GIVEN TASK.
Copy out all lines where "Land" appears.

######

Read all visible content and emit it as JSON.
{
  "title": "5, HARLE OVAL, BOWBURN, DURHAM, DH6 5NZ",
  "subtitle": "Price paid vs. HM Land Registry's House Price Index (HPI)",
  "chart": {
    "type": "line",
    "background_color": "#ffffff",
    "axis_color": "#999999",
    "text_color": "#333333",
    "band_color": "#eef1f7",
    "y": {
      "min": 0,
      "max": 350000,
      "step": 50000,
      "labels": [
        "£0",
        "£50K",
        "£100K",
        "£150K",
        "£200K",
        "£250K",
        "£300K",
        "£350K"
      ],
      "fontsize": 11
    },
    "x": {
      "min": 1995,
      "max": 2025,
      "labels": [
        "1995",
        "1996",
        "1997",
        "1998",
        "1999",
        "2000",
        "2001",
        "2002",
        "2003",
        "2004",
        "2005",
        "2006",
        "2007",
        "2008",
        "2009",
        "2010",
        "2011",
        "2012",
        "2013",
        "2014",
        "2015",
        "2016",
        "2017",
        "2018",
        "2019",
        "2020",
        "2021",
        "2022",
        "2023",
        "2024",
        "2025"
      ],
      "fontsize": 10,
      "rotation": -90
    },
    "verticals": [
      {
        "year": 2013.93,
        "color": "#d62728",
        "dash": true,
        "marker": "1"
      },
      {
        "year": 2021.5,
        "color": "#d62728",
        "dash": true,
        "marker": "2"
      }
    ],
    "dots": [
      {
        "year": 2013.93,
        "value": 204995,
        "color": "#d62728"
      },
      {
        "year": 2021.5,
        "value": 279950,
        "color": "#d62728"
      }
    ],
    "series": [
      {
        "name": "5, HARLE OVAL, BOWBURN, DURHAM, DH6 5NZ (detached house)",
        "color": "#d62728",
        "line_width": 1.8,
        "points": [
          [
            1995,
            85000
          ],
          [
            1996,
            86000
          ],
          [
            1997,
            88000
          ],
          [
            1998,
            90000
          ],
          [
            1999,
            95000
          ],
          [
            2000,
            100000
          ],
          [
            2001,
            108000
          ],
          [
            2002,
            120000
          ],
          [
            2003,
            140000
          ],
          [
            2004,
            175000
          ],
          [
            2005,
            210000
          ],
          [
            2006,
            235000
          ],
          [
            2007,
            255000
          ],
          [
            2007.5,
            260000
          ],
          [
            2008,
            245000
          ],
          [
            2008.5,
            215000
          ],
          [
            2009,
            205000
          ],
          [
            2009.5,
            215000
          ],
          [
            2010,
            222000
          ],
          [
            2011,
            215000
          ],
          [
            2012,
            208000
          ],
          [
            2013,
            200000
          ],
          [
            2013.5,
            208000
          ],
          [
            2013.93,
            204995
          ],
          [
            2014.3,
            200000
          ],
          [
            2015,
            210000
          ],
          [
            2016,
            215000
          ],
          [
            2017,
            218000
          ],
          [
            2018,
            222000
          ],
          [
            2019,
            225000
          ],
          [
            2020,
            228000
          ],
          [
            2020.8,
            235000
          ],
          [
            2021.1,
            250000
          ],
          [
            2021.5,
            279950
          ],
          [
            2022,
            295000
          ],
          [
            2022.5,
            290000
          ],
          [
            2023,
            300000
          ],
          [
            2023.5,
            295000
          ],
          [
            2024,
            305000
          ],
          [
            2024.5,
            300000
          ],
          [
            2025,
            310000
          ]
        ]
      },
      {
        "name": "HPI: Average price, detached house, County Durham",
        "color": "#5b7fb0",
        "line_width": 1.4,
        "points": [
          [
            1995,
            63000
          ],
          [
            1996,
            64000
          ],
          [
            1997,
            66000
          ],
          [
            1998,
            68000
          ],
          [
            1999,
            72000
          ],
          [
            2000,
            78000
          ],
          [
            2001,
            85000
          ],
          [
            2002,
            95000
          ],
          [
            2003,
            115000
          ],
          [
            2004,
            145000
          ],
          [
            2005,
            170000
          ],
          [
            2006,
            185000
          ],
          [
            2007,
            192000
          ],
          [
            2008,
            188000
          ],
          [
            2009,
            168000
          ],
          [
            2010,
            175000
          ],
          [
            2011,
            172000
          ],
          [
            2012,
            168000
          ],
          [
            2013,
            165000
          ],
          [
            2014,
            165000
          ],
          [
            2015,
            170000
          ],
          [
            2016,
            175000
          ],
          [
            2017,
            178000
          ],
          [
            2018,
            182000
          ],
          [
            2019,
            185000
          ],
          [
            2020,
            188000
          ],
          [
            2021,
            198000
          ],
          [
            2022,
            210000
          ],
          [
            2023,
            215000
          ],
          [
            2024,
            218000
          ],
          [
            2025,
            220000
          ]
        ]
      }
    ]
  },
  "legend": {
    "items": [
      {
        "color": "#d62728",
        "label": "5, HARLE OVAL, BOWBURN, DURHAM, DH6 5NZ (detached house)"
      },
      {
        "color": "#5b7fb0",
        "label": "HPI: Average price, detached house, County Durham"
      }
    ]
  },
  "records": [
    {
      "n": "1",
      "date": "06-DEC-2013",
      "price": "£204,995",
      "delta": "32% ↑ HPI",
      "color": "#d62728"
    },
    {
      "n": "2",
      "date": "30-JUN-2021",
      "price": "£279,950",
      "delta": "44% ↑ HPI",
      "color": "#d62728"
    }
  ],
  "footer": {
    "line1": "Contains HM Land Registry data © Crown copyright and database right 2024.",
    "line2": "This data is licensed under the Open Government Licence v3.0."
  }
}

######

EXERCISE RESULT.
  "subtitle": "Price paid vs. HM Land Registry's House Price Index (HPI)",
    "line1": "Contains HM Land Registry data © Crown copyright and database right 2024.",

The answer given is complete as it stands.